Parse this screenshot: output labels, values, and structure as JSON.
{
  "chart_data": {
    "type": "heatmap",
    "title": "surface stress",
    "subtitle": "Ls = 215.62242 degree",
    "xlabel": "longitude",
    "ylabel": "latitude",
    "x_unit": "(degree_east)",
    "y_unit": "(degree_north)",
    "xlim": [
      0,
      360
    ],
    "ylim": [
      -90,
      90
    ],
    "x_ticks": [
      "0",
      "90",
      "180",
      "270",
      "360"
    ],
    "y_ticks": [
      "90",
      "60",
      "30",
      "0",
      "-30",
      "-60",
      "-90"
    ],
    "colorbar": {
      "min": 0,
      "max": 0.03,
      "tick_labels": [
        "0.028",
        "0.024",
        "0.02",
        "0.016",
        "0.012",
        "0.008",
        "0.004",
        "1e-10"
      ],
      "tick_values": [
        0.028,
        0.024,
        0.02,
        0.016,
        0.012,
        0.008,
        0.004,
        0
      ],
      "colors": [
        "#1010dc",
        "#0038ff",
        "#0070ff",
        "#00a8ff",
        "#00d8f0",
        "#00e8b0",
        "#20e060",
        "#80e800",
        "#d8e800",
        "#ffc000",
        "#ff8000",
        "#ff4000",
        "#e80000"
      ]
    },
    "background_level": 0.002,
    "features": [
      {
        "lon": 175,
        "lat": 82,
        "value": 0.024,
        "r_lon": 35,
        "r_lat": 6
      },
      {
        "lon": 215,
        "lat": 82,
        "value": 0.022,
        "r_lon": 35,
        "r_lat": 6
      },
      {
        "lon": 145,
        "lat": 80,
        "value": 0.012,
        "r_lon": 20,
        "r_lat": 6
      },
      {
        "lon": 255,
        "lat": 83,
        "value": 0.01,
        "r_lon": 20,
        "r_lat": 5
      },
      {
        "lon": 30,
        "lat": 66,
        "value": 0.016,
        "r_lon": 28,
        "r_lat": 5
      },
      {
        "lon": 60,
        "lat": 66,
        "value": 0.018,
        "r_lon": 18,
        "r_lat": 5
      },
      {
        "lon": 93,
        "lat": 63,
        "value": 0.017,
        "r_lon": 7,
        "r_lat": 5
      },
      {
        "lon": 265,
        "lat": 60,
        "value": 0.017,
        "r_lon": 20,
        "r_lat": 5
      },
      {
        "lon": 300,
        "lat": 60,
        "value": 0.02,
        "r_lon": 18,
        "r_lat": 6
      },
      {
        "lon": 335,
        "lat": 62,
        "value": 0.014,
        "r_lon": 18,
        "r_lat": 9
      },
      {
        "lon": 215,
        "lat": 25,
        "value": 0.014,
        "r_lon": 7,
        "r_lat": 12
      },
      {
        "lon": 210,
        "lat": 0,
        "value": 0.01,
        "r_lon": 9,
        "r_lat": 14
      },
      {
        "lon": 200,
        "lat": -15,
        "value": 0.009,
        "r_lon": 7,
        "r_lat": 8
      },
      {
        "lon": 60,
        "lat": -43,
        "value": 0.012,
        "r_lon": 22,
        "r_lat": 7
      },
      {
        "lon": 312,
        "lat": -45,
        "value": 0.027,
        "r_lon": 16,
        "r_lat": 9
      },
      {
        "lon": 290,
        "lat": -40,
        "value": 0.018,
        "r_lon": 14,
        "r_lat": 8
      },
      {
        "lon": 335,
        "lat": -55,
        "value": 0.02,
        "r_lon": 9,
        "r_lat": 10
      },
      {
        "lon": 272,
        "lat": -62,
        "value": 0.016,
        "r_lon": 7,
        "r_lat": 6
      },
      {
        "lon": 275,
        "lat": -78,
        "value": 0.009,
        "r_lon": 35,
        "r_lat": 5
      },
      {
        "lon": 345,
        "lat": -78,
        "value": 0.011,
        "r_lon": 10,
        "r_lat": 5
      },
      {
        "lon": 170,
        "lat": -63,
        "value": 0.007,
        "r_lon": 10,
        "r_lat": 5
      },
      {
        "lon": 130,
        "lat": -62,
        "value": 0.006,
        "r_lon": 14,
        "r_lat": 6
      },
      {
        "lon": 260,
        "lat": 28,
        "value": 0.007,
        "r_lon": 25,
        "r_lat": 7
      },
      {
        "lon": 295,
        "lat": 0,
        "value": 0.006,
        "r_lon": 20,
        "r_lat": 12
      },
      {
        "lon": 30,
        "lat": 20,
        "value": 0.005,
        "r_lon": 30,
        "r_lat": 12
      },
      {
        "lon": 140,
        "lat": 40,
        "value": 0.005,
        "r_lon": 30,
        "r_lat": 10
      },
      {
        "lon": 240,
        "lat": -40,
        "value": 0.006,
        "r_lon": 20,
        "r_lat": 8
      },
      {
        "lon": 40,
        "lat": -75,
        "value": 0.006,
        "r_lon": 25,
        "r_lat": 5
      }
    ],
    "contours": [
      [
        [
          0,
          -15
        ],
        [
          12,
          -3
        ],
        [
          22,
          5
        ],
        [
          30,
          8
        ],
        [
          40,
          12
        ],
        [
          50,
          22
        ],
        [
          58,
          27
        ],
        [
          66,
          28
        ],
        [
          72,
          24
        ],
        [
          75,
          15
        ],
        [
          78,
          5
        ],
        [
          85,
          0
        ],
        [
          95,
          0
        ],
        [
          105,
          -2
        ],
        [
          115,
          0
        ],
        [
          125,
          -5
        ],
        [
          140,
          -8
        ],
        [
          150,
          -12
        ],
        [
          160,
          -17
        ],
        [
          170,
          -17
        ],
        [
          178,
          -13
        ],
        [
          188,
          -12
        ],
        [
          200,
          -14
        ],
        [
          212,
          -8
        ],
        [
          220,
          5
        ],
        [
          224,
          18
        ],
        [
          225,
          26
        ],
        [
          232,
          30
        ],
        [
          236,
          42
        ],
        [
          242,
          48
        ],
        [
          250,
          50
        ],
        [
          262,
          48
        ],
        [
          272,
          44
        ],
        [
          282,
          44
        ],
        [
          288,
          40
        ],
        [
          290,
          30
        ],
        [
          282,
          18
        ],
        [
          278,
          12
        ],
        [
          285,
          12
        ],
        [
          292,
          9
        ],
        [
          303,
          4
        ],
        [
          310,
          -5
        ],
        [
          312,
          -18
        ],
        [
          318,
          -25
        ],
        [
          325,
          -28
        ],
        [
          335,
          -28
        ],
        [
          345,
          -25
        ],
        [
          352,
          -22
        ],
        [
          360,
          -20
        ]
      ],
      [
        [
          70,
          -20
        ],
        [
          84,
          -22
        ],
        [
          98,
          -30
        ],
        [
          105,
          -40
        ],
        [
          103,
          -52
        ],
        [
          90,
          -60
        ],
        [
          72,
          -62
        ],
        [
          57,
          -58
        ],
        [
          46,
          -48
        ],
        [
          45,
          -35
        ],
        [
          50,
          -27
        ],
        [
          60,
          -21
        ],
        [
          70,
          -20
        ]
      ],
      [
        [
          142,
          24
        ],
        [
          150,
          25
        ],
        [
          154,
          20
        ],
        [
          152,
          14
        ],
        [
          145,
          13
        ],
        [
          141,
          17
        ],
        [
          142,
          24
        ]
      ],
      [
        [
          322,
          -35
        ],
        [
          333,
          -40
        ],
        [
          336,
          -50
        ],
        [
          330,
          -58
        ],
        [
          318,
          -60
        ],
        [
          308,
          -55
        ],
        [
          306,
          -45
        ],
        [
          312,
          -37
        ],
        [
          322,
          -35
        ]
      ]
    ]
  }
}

*What the task asks*. Quote the data in full, keeping each word unchanged.

*In response*.
Parse this screenshot: output labels, values, and structure as JSON.
{
  "chart_data": {
    "type": "heatmap",
    "title": "surface stress",
    "subtitle": "Ls = 215.62242 degree",
    "xlabel": "longitude",
    "ylabel": "latitude",
    "x_unit": "(degree_east)",
    "y_unit": "(degree_north)",
    "xlim": [
      0,
      360
    ],
    "ylim": [
      -90,
      90
    ],
    "x_ticks": [
      "0",
      "90",
      "180",
      "270",
      "360"
    ],
    "y_ticks": [
      "90",
      "60",
      "30",
      "0",
      "-30",
      "-60",
      "-90"
    ],
    "colorbar": {
      "min": 0,
      "max": 0.03,
      "tick_labels": [
        "0.028",
        "0.024",
        "0.02",
        "0.016",
        "0.012",
        "0.008",
        "0.004",
        "1e-10"
      ],
      "tick_values": [
        0.028,
        0.024,
        0.02,
        0.016,
        0.012,
        0.008,
        0.004,
        0
      ],
      "colors": [
        "#1010dc",
        "#0038ff",
        "#0070ff",
        "#00a8ff",
        "#00d8f0",
        "#00e8b0",
        "#20e060",
        "#80e800",
        "#d8e800",
        "#ffc000",
        "#ff8000",
        "#ff4000",
        "#e80000"
      ]
    },
    "background_level": 0.002,
    "features": [
      {
        "lon": 175,
        "lat": 82,
        "value": 0.024,
        "r_lon": 35,
        "r_lat": 6
      },
      {
        "lon": 215,
        "lat": 82,
        "value": 0.022,
        "r_lon": 35,
        "r_lat": 6
      },
      {
        "lon": 145,
        "lat": 80,
        "value": 0.012,
        "r_lon": 20,
        "r_lat": 6
      },
      {
        "lon": 255,
        "lat": 83,
        "value": 0.01,
        "r_lon": 20,
        "r_lat": 5
      },
      {
        "lon": 30,
        "lat": 66,
        "value": 0.016,
        "r_lon": 28,
        "r_lat": 5
      },
      {
        "lon": 60,
        "lat": 66,
        "value": 0.018,
        "r_lon": 18,
        "r_lat": 5
      },
      {
        "lon": 93,
        "lat": 63,
        "value": 0.017,
        "r_lon": 7,
        "r_lat": 5
      },
      {
        "lon": 265,
        "lat": 60,
        "value": 0.017,
        "r_lon": 20,
        "r_lat": 5
      },
      {
        "lon": 300,
        "lat": 60,
        "value": 0.02,
        "r_lon": 18,
        "r_lat": 6
      },
      {
        "lon": 335,
        "lat": 62,
        "value": 0.014,
        "r_lon": 18,
        "r_lat": 9
      },
      {
        "lon": 215,
        "lat": 25,
        "value": 0.014,
        "r_lon": 7,
        "r_lat": 12
      },
      {
        "lon": 210,
        "lat": 0,
        "value": 0.01,
        "r_lon": 9,
        "r_lat": 14
      },
      {
        "lon": 200,
        "lat": -15,
        "value": 0.009,
        "r_lon": 7,
        "r_lat": 8
      },
      {
        "lon": 60,
        "lat": -43,
        "value": 0.012,
        "r_lon": 22,
        "r_lat": 7
      },
      {
        "lon": 312,
        "lat": -45,
        "value": 0.027,
        "r_lon": 16,
        "r_lat": 9
      },
      {
        "lon": 290,
        "lat": -40,
        "value": 0.018,
        "r_lon": 14,
        "r_lat": 8
      },
      {
        "lon": 335,
        "lat": -55,
        "value": 0.02,
        "r_lon": 9,
        "r_lat": 10
      },
      {
        "lon": 272,
        "lat": -62,
        "value": 0.016,
        "r_lon": 7,
        "r_lat": 6
      },
      {
        "lon": 275,
        "lat": -78,
        "value": 0.009,
        "r_lon": 35,
        "r_lat": 5
      },
      {
        "lon": 345,
        "lat": -78,
        "value": 0.011,
        "r_lon": 10,
        "r_lat": 5
      },
      {
        "lon": 170,
        "lat": -63,
        "value": 0.007,
        "r_lon": 10,
        "r_lat": 5
      },
      {
        "lon": 130,
        "lat": -62,
        "value": 0.006,
        "r_lon": 14,
        "r_lat": 6
      },
      {
        "lon": 260,
        "lat": 28,
        "value": 0.007,
        "r_lon": 25,
        "r_lat": 7
      },
      {
        "lon": 295,
        "lat": 0,
        "value": 0.006,
        "r_lon": 20,
        "r_lat": 12
      },
      {
        "lon": 30,
        "lat": 20,
        "value": 0.005,
        "r_lon": 30,
        "r_lat": 12
      },
      {
        "lon": 140,
        "lat": 40,
        "value": 0.005,
        "r_lon": 30,
        "r_lat": 10
      },
      {
        "lon": 240,
        "lat": -40,
        "value": 0.006,
        "r_lon": 20,
        "r_lat": 8
      },
      {
        "lon": 40,
        "lat": -75,
        "value": 0.006,
        "r_lon": 25,
        "r_lat": 5
      }
    ],
    "contours": [
      [
        [
          0,
          -15
        ],
        [
          12,
          -3
        ],
        [
          22,
          5
        ],
        [
          30,
          8
        ],
        [
          40,
          12
        ],
        [
          50,
          22
        ],
        [
          58,
          27
        ],
        [
          66,
          28
        ],
        [
          72,
          24
        ],
        [
          75,
          15
        ],
        [
          78,
          5
        ],
        [
          85,
          0
        ],
        [
          95,
          0
        ],
        [
          105,
          -2
        ],
        [
          115,
          0
        ],
        [
          125,
          -5
        ],
        [
          140,
          -8
        ],
        [
          150,
          -12
        ],
        [
          160,
          -17
        ],
        [
          170,
          -17
        ],
        [
          178,
          -13
        ],
        [
          188,
          -12
        ],
        [
          200,
          -14
        ],
        [
          212,
          -8
        ],
        [
          220,
          5
        ],
        [
          224,
          18
        ],
        [
          225,
          26
        ],
        [
          232,
          30
        ],
        [
          236,
          42
        ],
        [
          242,
          48
        ],
        [
          250,
          50
        ],
        [
          262,
          48
        ],
        [
          272,
          44
        ],
        [
          282,
          44
        ],
        [
          288,
          40
        ],
        [
          290,
          30
        ],
        [
          282,
          18
        ],
        [
          278,
          12
        ],
        [
          285,
          12
        ],
        [
          292,
          9
        ],
        [
          303,
          4
        ],
        [
          310,
          -5
        ],
        [
          312,
          -18
        ],
        [
          318,
          -25
        ],
        [
          325,
          -28
        ],
        [
          335,
          -28
        ],
        [
          345,
          -25
        ],
        [
          352,
          -22
        ],
        [
          360,
          -20
        ]
      ],
      [
        [
          70,
          -20
        ],
        [
          84,
          -22
        ],
        [
          98,
          -30
        ],
        [
          105,
          -40
        ],
        [
          103,
          -52
        ],
        [
          90,
          -60
        ],
        [
          72,
          -62
        ],
        [
          57,
          -58
        ],
        [
          46,
          -48
        ],
        [
          45,
          -35
        ],
        [
          50,
          -27
        ],
        [
          60,
          -21
        ],
        [
          70,
          -20
        ]
      ],
      [
        [
          142,
          24
        ],
        [
          150,
          25
        ],
        [
          154,
          20
        ],
        [
          152,
          14
        ],
        [
          145,
          13
        ],
        [
          141,
          17
        ],
        [
          142,
          24
        ]
      ],
      [
        [
          322,
          -35
        ],
        [
          333,
          -40
        ],
        [
          336,
          -50
        ],
        [
          330,
          -58
        ],
        [
          318,
          -60
        ],
        [
          308,
          -55
        ],
        [
          306,
          -45
        ],
        [
          312,
          -37
        ],
        [
          322,
          -35
        ]
      ]
    ]
  }
}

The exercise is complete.